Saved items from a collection
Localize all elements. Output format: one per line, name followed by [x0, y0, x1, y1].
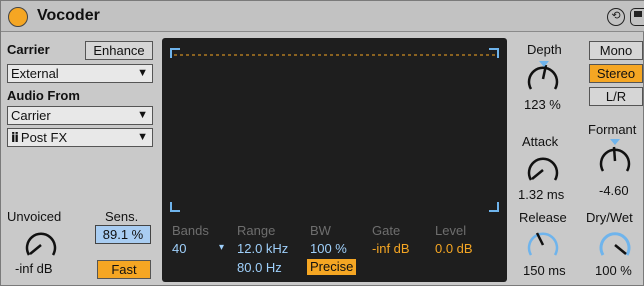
- sens-value-box[interactable]: 89.1 %: [95, 225, 151, 244]
- device-power-button[interactable]: [8, 7, 28, 27]
- bands-chevron-down-icon[interactable]: ▾: [219, 242, 224, 253]
- attack-value: 1.32 ms: [518, 187, 565, 202]
- bands-value[interactable]: 40: [172, 241, 186, 256]
- chevron-down-icon: ▼: [137, 109, 148, 121]
- lr-button[interactable]: L/R: [589, 87, 643, 106]
- audio-from-value: Carrier: [11, 108, 51, 123]
- sens-label: Sens.: [105, 209, 139, 224]
- device-title: Vocoder: [37, 7, 100, 24]
- enhance-button[interactable]: Enhance: [85, 41, 153, 60]
- device-title-bar: Vocoder ⟲: [1, 1, 644, 32]
- range-label: Range: [237, 223, 276, 238]
- depth-label: Depth: [527, 42, 562, 57]
- release-value: 150 ms: [523, 263, 566, 278]
- tap-point-value: Post FX: [20, 130, 68, 145]
- tap-point-icon: ⅱ: [11, 130, 19, 145]
- release-knob[interactable]: [523, 225, 563, 259]
- display-corner-bottom-right: [489, 202, 499, 212]
- vocoder-device: Vocoder ⟲ Carrier Enhance External ▼ Aud…: [0, 0, 644, 286]
- bands-label: Bands: [172, 223, 209, 238]
- drywet-value: 100 %: [595, 263, 632, 278]
- carrier-source-value: External: [11, 66, 59, 81]
- release-label: Release: [519, 210, 567, 225]
- display-corner-bottom-left: [170, 202, 180, 212]
- chevron-down-icon: ▼: [137, 67, 148, 79]
- precise-button[interactable]: Precise: [307, 259, 357, 275]
- unvoiced-label: Unvoiced: [7, 209, 62, 224]
- carrier-label: Carrier: [7, 42, 50, 57]
- depth-knob[interactable]: [523, 59, 563, 93]
- mono-button[interactable]: Mono: [589, 41, 643, 60]
- unvoiced-knob[interactable]: [21, 227, 61, 261]
- formant-label: Formant: [588, 122, 637, 137]
- audio-from-label: Audio From: [7, 88, 80, 103]
- chevron-down-icon: ▼: [137, 131, 148, 143]
- range-low-value[interactable]: 80.0 Hz: [237, 260, 282, 275]
- save-preset-icon[interactable]: [630, 8, 644, 26]
- drywet-label: Dry/Wet: [586, 210, 633, 225]
- drywet-knob[interactable]: [595, 225, 635, 259]
- bw-value[interactable]: 100 %: [310, 241, 347, 256]
- attack-knob[interactable]: [523, 150, 563, 184]
- formant-value: -4.60: [599, 183, 629, 198]
- gate-label: Gate: [372, 223, 401, 238]
- level-label: Level: [435, 223, 467, 238]
- gate-value[interactable]: -inf dB: [372, 241, 410, 256]
- depth-value: 123 %: [524, 97, 561, 112]
- tap-point-dropdown[interactable]: ⅱ Post FX ▼: [7, 128, 153, 147]
- attack-label: Attack: [522, 134, 559, 149]
- range-high-value[interactable]: 12.0 kHz: [237, 241, 288, 256]
- fast-button[interactable]: Fast: [97, 260, 151, 279]
- display-corner-top-right: [489, 48, 499, 58]
- audio-from-dropdown[interactable]: Carrier ▼: [7, 106, 153, 125]
- bw-label: BW: [310, 223, 331, 238]
- stereo-button[interactable]: Stereo: [589, 64, 643, 83]
- filter-display[interactable]: Bands 40 ▾ Range 12.0 kHz 80.0 Hz BW 100…: [162, 38, 507, 282]
- level-value[interactable]: 0.0 dB: [435, 241, 473, 256]
- carrier-source-dropdown[interactable]: External ▼: [7, 64, 153, 83]
- unvoiced-value: -inf dB: [15, 261, 53, 276]
- display-corner-top-left: [170, 48, 180, 58]
- formant-knob[interactable]: [595, 137, 635, 175]
- hot-swap-icon[interactable]: ⟲: [607, 8, 625, 26]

- _Requirement_
Rewrite every item with "Localize" switched to "Locate" and everything else kept the same, leaving out the pictures.

- _Problem solution_
Locate all elements. Output format: one per line, name followed by [x0, y0, x1, y1].
- sens-value-box[interactable]: 89.1 %: [95, 225, 151, 244]
- device-power-button[interactable]: [8, 7, 28, 27]
- bands-chevron-down-icon[interactable]: ▾: [219, 242, 224, 253]
- attack-value: 1.32 ms: [518, 187, 565, 202]
- bands-value[interactable]: 40: [172, 241, 186, 256]
- chevron-down-icon: ▼: [137, 109, 148, 121]
- lr-button[interactable]: L/R: [589, 87, 643, 106]
- audio-from-value: Carrier: [11, 108, 51, 123]
- sens-label: Sens.: [105, 209, 139, 224]
- device-title: Vocoder: [37, 7, 100, 24]
- enhance-button[interactable]: Enhance: [85, 41, 153, 60]
- device-title-bar: Vocoder ⟲: [1, 1, 644, 32]
- range-label: Range: [237, 223, 276, 238]
- depth-label: Depth: [527, 42, 562, 57]
- release-value: 150 ms: [523, 263, 566, 278]
- tap-point-value: Post FX: [20, 130, 68, 145]
- tap-point-icon: ⅱ: [11, 130, 19, 145]
- release-knob[interactable]: [523, 225, 563, 259]
- display-corner-bottom-right: [489, 202, 499, 212]
- vocoder-device: Vocoder ⟲ Carrier Enhance External ▼ Aud…: [0, 0, 644, 286]
- bands-label: Bands: [172, 223, 209, 238]
- drywet-value: 100 %: [595, 263, 632, 278]
- carrier-source-value: External: [11, 66, 59, 81]
- release-label: Release: [519, 210, 567, 225]
- display-corner-bottom-left: [170, 202, 180, 212]
- chevron-down-icon: ▼: [137, 67, 148, 79]
- precise-button[interactable]: Precise: [307, 259, 357, 275]
- unvoiced-label: Unvoiced: [7, 209, 62, 224]
- carrier-label: Carrier: [7, 42, 50, 57]
- depth-knob[interactable]: [523, 59, 563, 93]
- mono-button[interactable]: Mono: [589, 41, 643, 60]
- unvoiced-knob[interactable]: [21, 227, 61, 261]
- formant-label: Formant: [588, 122, 637, 137]
- audio-from-label: Audio From: [7, 88, 80, 103]
- chevron-down-icon: ▼: [137, 131, 148, 143]
- range-low-value[interactable]: 80.0 Hz: [237, 260, 282, 275]
- save-preset-icon[interactable]: [630, 8, 644, 26]
- drywet-label: Dry/Wet: [586, 210, 633, 225]
- drywet-knob[interactable]: [595, 225, 635, 259]
- bw-value[interactable]: 100 %: [310, 241, 347, 256]
- attack-knob[interactable]: [523, 150, 563, 184]
- formant-value: -4.60: [599, 183, 629, 198]
- gate-label: Gate: [372, 223, 401, 238]
- level-label: Level: [435, 223, 467, 238]
- gate-value[interactable]: -inf dB: [372, 241, 410, 256]
- depth-value: 123 %: [524, 97, 561, 112]
- tap-point-dropdown[interactable]: ⅱ Post FX ▼: [7, 128, 153, 147]
- attack-label: Attack: [522, 134, 559, 149]
- range-high-value[interactable]: 12.0 kHz: [237, 241, 288, 256]
- fast-button[interactable]: Fast: [97, 260, 151, 279]
- display-corner-top-right: [489, 48, 499, 58]
- audio-from-dropdown[interactable]: Carrier ▼: [7, 106, 153, 125]
- bw-label: BW: [310, 223, 331, 238]
- stereo-button[interactable]: Stereo: [589, 64, 643, 83]
- filter-display[interactable]: Bands 40 ▾ Range 12.0 kHz 80.0 Hz BW 100…: [162, 38, 507, 282]
- level-value[interactable]: 0.0 dB: [435, 241, 473, 256]
- carrier-source-dropdown[interactable]: External ▼: [7, 64, 153, 83]
- unvoiced-value: -inf dB: [15, 261, 53, 276]
- display-corner-top-left: [170, 48, 180, 58]
- formant-knob[interactable]: [595, 137, 635, 175]
- hot-swap-icon[interactable]: ⟲: [607, 8, 625, 26]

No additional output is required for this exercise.